__Entries__
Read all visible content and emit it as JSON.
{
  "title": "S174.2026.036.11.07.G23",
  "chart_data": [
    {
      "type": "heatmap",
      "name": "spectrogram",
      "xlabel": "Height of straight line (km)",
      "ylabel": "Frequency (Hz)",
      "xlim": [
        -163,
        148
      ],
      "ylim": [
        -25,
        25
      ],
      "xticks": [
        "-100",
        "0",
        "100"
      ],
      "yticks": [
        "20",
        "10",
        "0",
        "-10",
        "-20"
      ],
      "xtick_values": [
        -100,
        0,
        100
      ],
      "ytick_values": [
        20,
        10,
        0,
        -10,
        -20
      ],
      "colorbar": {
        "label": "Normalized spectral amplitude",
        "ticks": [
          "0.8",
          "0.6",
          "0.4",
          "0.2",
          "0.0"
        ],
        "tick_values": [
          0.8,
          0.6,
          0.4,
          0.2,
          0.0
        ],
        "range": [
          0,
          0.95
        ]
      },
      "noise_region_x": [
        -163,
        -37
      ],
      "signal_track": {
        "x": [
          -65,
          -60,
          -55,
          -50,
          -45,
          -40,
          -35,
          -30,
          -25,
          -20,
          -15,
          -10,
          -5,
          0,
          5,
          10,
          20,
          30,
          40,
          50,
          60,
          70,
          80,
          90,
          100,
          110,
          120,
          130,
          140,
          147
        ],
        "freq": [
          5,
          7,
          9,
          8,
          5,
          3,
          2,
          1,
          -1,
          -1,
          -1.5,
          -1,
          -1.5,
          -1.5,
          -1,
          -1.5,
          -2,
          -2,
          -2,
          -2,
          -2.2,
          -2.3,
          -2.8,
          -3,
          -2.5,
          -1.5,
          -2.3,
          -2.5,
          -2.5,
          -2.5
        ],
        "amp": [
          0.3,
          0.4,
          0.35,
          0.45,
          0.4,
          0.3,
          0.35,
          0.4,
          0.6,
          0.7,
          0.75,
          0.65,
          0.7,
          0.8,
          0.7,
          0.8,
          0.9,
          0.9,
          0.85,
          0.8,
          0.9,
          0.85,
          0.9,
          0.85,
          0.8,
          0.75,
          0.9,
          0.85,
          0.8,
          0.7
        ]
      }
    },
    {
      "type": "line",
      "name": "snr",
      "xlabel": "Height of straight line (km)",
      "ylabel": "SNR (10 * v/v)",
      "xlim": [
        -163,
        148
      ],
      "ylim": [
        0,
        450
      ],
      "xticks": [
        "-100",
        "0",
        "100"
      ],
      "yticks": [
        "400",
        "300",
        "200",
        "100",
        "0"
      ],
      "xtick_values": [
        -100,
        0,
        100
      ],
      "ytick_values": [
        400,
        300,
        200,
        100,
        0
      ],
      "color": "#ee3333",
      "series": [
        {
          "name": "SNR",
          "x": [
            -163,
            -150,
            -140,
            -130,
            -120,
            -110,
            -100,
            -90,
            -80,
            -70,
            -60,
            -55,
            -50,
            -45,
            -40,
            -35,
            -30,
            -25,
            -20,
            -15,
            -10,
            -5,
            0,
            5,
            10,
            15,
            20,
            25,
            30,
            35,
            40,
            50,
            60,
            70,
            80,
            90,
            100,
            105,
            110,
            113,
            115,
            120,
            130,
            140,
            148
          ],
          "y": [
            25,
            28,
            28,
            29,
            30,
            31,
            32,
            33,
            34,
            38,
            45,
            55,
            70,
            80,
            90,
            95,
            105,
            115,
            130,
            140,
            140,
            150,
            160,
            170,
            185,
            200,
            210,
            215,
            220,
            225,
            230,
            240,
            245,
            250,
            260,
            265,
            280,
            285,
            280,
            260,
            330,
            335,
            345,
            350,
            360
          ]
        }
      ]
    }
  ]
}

__Short exercise__
Write all of the records out again exactly.

__Solution for this exercise__
Read all visible content and emit it as JSON.
{
  "title": "S174.2026.036.11.07.G23",
  "chart_data": [
    {
      "type": "heatmap",
      "name": "spectrogram",
      "xlabel": "Height of straight line (km)",
      "ylabel": "Frequency (Hz)",
      "xlim": [
        -163,
        148
      ],
      "ylim": [
        -25,
        25
      ],
      "xticks": [
        "-100",
        "0",
        "100"
      ],
      "yticks": [
        "20",
        "10",
        "0",
        "-10",
        "-20"
      ],
      "xtick_values": [
        -100,
        0,
        100
      ],
      "ytick_values": [
        20,
        10,
        0,
        -10,
        -20
      ],
      "colorbar": {
        "label": "Normalized spectral amplitude",
        "ticks": [
          "0.8",
          "0.6",
          "0.4",
          "0.2",
          "0.0"
        ],
        "tick_values": [
          0.8,
          0.6,
          0.4,
          0.2,
          0.0
        ],
        "range": [
          0,
          0.95
        ]
      },
      "noise_region_x": [
        -163,
        -37
      ],
      "signal_track": {
        "x": [
          -65,
          -60,
          -55,
          -50,
          -45,
          -40,
          -35,
          -30,
          -25,
          -20,
          -15,
          -10,
          -5,
          0,
          5,
          10,
          20,
          30,
          40,
          50,
          60,
          70,
          80,
          90,
          100,
          110,
          120,
          130,
          140,
          147
        ],
        "freq": [
          5,
          7,
          9,
          8,
          5,
          3,
          2,
          1,
          -1,
          -1,
          -1.5,
          -1,
          -1.5,
          -1.5,
          -1,
          -1.5,
          -2,
          -2,
          -2,
          -2,
          -2.2,
          -2.3,
          -2.8,
          -3,
          -2.5,
          -1.5,
          -2.3,
          -2.5,
          -2.5,
          -2.5
        ],
        "amp": [
          0.3,
          0.4,
          0.35,
          0.45,
          0.4,
          0.3,
          0.35,
          0.4,
          0.6,
          0.7,
          0.75,
          0.65,
          0.7,
          0.8,
          0.7,
          0.8,
          0.9,
          0.9,
          0.85,
          0.8,
          0.9,
          0.85,
          0.9,
          0.85,
          0.8,
          0.75,
          0.9,
          0.85,
          0.8,
          0.7
        ]
      }
    },
    {
      "type": "line",
      "name": "snr",
      "xlabel": "Height of straight line (km)",
      "ylabel": "SNR (10 * v/v)",
      "xlim": [
        -163,
        148
      ],
      "ylim": [
        0,
        450
      ],
      "xticks": [
        "-100",
        "0",
        "100"
      ],
      "yticks": [
        "400",
        "300",
        "200",
        "100",
        "0"
      ],
      "xtick_values": [
        -100,
        0,
        100
      ],
      "ytick_values": [
        400,
        300,
        200,
        100,
        0
      ],
      "color": "#ee3333",
      "series": [
        {
          "name": "SNR",
          "x": [
            -163,
            -150,
            -140,
            -130,
            -120,
            -110,
            -100,
            -90,
            -80,
            -70,
            -60,
            -55,
            -50,
            -45,
            -40,
            -35,
            -30,
            -25,
            -20,
            -15,
            -10,
            -5,
            0,
            5,
            10,
            15,
            20,
            25,
            30,
            35,
            40,
            50,
            60,
            70,
            80,
            90,
            100,
            105,
            110,
            113,
            115,
            120,
            130,
            140,
            148
          ],
          "y": [
            25,
            28,
            28,
            29,
            30,
            31,
            32,
            33,
            34,
            38,
            45,
            55,
            70,
            80,
            90,
            95,
            105,
            115,
            130,
            140,
            140,
            150,
            160,
            170,
            185,
            200,
            210,
            215,
            220,
            225,
            230,
            240,
            245,
            250,
            260,
            265,
            280,
            285,
            280,
            260,
            330,
            335,
            345,
            350,
            360
          ]
        }
      ]
    }
  ]
}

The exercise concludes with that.